TASK INSTRUCTIONS:
Repeat the material verbatim and drop the pictures.

--- Start of SUPPLIED INFORMATION ---

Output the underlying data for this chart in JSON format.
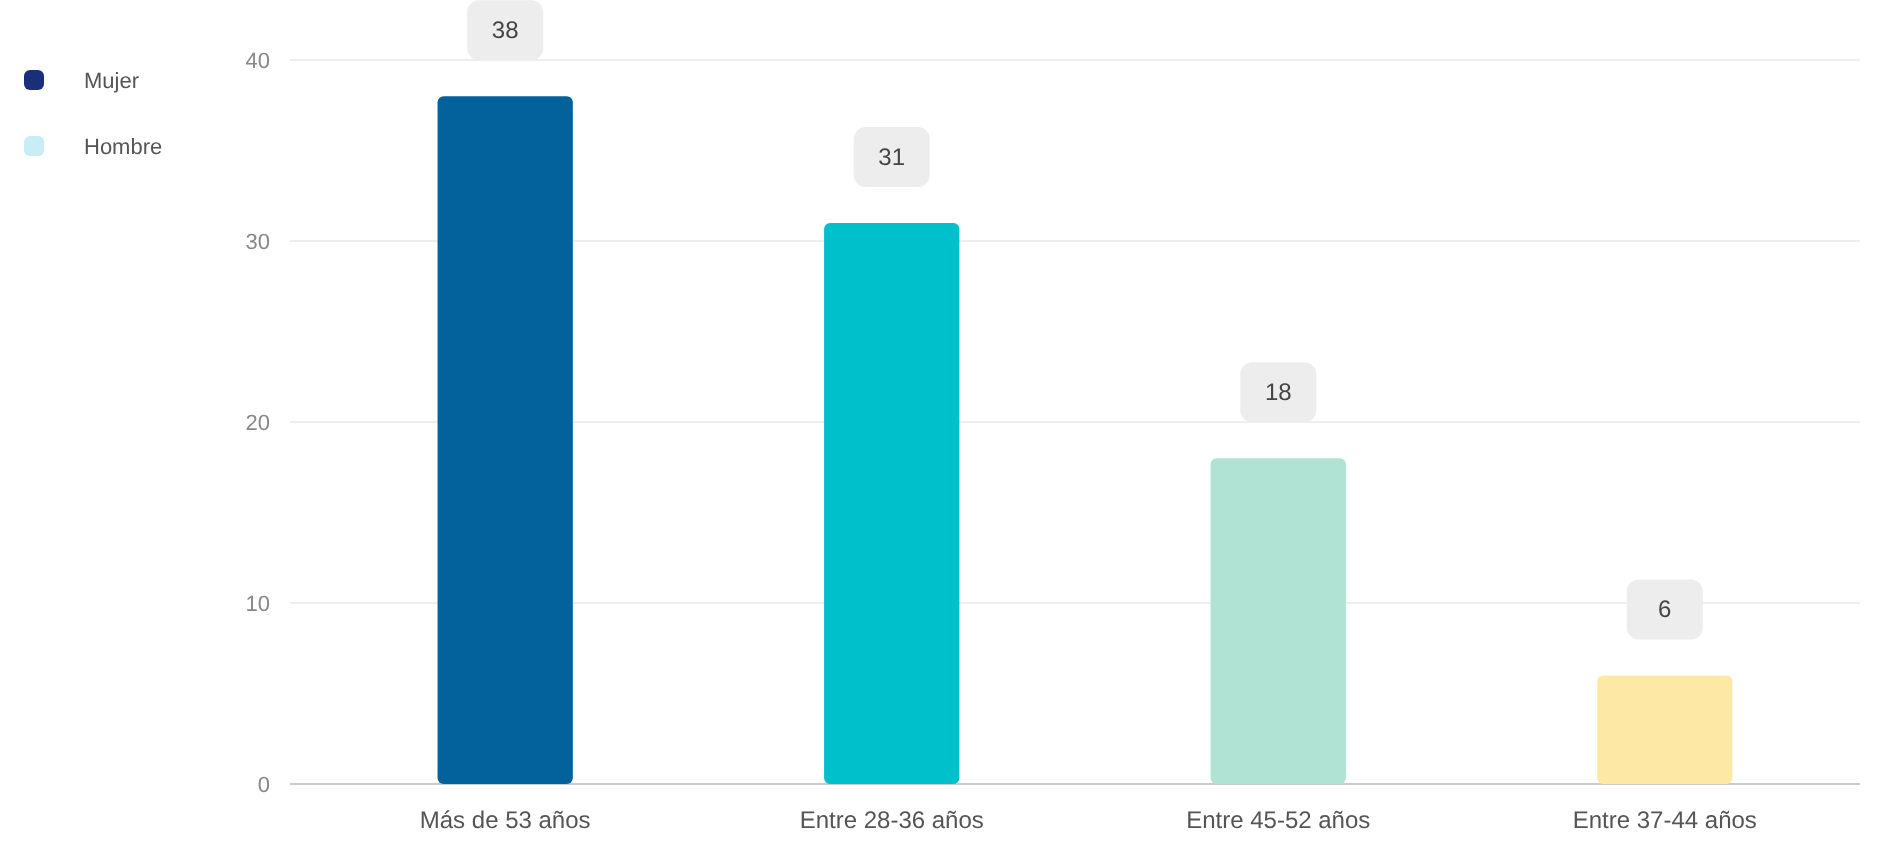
{
  "chart_data": {
    "type": "bar",
    "categories": [
      "Más de 53 años",
      "Entre 28-36 años",
      "Entre 45-52 años",
      "Entre 37-44 años"
    ],
    "series": [
      {
        "colors": [
          "#03629c",
          "#00c0cc",
          "#b0e3d3",
          "#fde8a6"
        ],
        "values": [
          38,
          31,
          18,
          6
        ]
      },
      {
        "name": "Mujer",
        "color": "#1a2f7a",
        "values": [
          null,
          null,
          null,
          null
        ]
      },
      {
        "name": "Hombre",
        "color": "#c8edf5",
        "values": [
          null,
          null,
          null,
          null
        ]
      }
    ],
    "ylim": [
      0,
      40
    ],
    "yticks": [
      0,
      10,
      20,
      30,
      40
    ],
    "grid": "y",
    "legend": "left",
    "data_labels": true
  }
}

--- End of SUPPLIED INFORMATION ---

THE OUTPUT:
Output the underlying data for this chart in JSON format.
{
  "chart_data": {
    "type": "bar",
    "categories": [
      "Más de 53 años",
      "Entre 28-36 años",
      "Entre 45-52 años",
      "Entre 37-44 años"
    ],
    "series": [
      {
        "colors": [
          "#03629c",
          "#00c0cc",
          "#b0e3d3",
          "#fde8a6"
        ],
        "values": [
          38,
          31,
          18,
          6
        ]
      },
      {
        "name": "Mujer",
        "color": "#1a2f7a",
        "values": [
          null,
          null,
          null,
          null
        ]
      },
      {
        "name": "Hombre",
        "color": "#c8edf5",
        "values": [
          null,
          null,
          null,
          null
        ]
      }
    ],
    "ylim": [
      0,
      40
    ],
    "yticks": [
      0,
      10,
      20,
      30,
      40
    ],
    "grid": "y",
    "legend": "left",
    "data_labels": true
  }
}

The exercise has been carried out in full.